=== What the task asks ===
Copy out all of the data exactly as it appears.

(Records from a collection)
[start]

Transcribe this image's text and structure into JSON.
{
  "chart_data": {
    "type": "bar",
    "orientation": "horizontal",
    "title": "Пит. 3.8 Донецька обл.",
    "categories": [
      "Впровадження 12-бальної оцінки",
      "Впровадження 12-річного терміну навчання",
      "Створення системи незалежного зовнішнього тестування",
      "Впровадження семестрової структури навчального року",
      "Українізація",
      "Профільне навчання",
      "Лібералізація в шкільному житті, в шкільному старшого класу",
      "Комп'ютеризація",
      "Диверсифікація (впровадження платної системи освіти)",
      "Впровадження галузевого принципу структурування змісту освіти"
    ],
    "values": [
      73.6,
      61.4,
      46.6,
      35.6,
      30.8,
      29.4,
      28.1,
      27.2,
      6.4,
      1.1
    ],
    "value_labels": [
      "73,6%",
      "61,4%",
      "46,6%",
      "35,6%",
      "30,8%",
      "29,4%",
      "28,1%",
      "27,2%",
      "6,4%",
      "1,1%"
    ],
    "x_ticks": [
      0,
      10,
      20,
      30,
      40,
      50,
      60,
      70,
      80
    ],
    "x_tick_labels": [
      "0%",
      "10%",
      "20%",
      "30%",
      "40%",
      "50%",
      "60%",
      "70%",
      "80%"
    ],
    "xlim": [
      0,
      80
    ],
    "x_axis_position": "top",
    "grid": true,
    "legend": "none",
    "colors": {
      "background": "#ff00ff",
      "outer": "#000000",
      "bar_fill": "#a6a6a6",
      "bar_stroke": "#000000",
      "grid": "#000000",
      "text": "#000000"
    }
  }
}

[end]

=== Output below ===
Transcribe this image's text and structure into JSON.
{
  "chart_data": {
    "type": "bar",
    "orientation": "horizontal",
    "title": "Пит. 3.8 Донецька обл.",
    "categories": [
      "Впровадження 12-бальної оцінки",
      "Впровадження 12-річного терміну навчання",
      "Створення системи незалежного зовнішнього тестування",
      "Впровадження семестрової структури навчального року",
      "Українізація",
      "Профільне навчання",
      "Лібералізація в шкільному житті, в шкільному старшого класу",
      "Комп'ютеризація",
      "Диверсифікація (впровадження платної системи освіти)",
      "Впровадження галузевого принципу структурування змісту освіти"
    ],
    "values": [
      73.6,
      61.4,
      46.6,
      35.6,
      30.8,
      29.4,
      28.1,
      27.2,
      6.4,
      1.1
    ],
    "value_labels": [
      "73,6%",
      "61,4%",
      "46,6%",
      "35,6%",
      "30,8%",
      "29,4%",
      "28,1%",
      "27,2%",
      "6,4%",
      "1,1%"
    ],
    "x_ticks": [
      0,
      10,
      20,
      30,
      40,
      50,
      60,
      70,
      80
    ],
    "x_tick_labels": [
      "0%",
      "10%",
      "20%",
      "30%",
      "40%",
      "50%",
      "60%",
      "70%",
      "80%"
    ],
    "xlim": [
      0,
      80
    ],
    "x_axis_position": "top",
    "grid": true,
    "legend": "none",
    "colors": {
      "background": "#ff00ff",
      "outer": "#000000",
      "bar_fill": "#a6a6a6",
      "bar_stroke": "#000000",
      "grid": "#000000",
      "text": "#000000"
    }
  }
}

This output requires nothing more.